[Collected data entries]
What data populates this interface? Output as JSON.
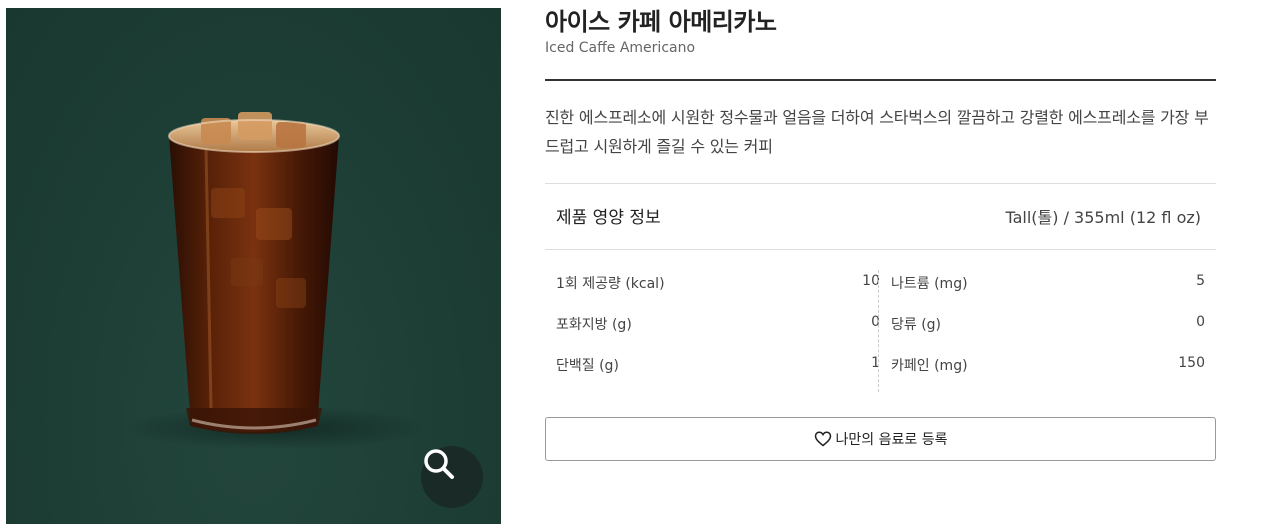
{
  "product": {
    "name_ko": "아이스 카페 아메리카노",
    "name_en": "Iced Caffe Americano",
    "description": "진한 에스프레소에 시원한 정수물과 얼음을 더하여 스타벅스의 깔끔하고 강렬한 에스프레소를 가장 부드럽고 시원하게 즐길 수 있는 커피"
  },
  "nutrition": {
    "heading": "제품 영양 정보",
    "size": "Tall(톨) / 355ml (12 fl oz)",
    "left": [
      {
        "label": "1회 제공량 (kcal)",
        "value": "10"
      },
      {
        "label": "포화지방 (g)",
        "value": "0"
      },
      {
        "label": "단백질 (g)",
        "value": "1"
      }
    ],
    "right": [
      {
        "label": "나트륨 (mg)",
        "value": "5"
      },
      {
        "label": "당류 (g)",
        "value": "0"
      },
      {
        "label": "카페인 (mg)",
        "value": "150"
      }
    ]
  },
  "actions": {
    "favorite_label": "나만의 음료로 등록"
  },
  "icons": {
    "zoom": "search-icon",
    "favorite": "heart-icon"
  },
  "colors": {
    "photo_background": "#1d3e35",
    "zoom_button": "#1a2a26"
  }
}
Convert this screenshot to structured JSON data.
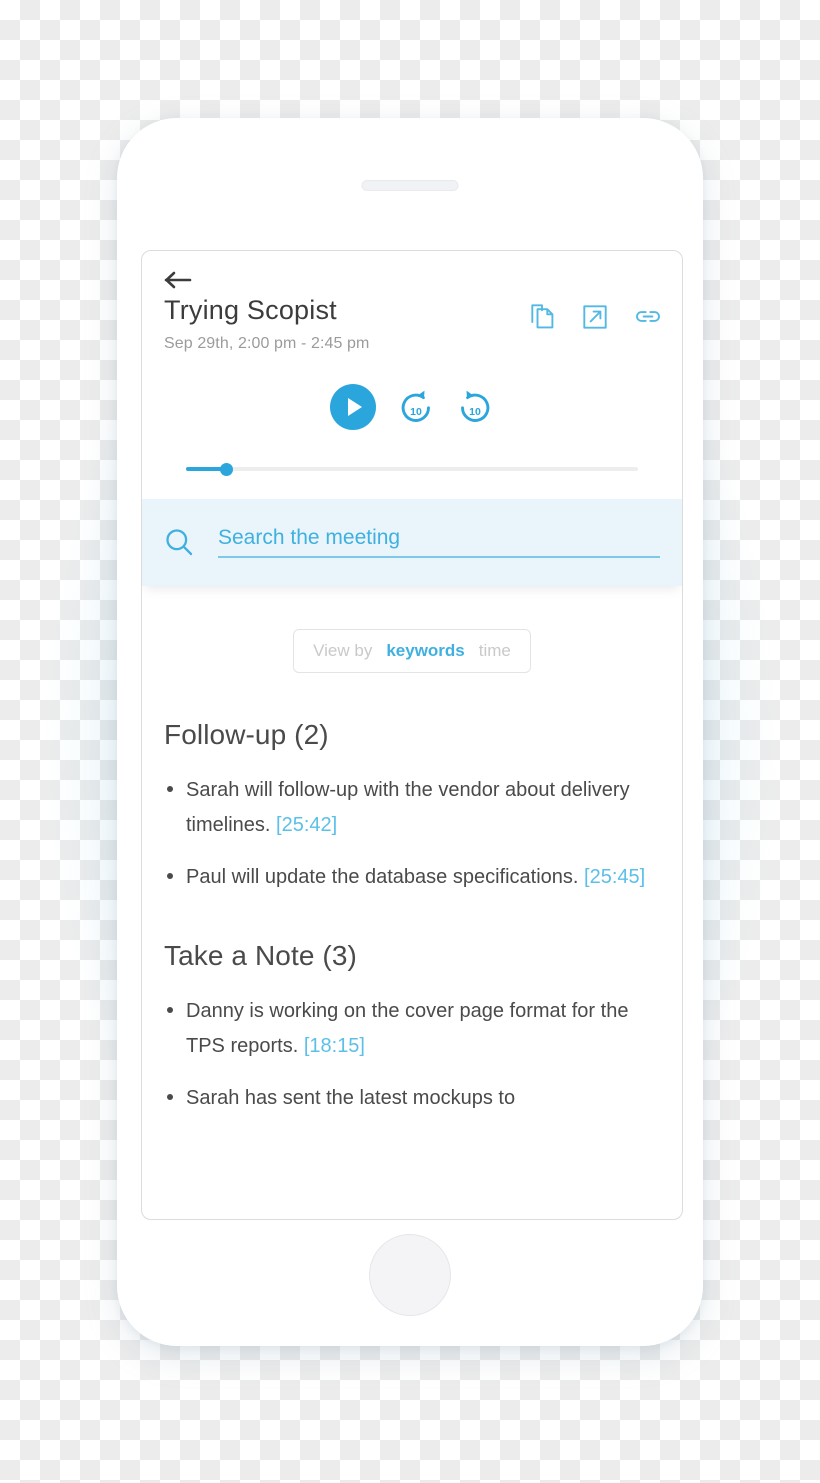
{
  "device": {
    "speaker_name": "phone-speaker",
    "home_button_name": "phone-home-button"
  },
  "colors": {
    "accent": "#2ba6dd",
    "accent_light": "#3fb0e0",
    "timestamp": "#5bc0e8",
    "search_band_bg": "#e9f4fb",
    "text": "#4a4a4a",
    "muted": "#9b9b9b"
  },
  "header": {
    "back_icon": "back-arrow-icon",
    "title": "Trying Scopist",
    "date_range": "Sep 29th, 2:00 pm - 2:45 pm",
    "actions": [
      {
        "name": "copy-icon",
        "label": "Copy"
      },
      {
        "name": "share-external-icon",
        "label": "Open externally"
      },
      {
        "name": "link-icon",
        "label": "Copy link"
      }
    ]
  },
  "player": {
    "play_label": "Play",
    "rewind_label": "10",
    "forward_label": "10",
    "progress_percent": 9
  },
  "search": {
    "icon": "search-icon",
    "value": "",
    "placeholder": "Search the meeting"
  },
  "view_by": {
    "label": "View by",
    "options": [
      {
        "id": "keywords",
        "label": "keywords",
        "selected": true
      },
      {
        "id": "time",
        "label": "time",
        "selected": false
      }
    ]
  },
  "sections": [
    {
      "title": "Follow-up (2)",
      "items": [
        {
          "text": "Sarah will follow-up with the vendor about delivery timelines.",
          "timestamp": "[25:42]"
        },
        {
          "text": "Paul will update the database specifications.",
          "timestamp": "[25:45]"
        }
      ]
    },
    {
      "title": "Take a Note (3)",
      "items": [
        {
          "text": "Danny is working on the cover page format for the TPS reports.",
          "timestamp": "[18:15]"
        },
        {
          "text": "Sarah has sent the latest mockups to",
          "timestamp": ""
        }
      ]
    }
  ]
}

▸ **Written instruction**
Tally the lines that hold the string "phone" and state the total, nothing more.

▸ **Exercise output**
2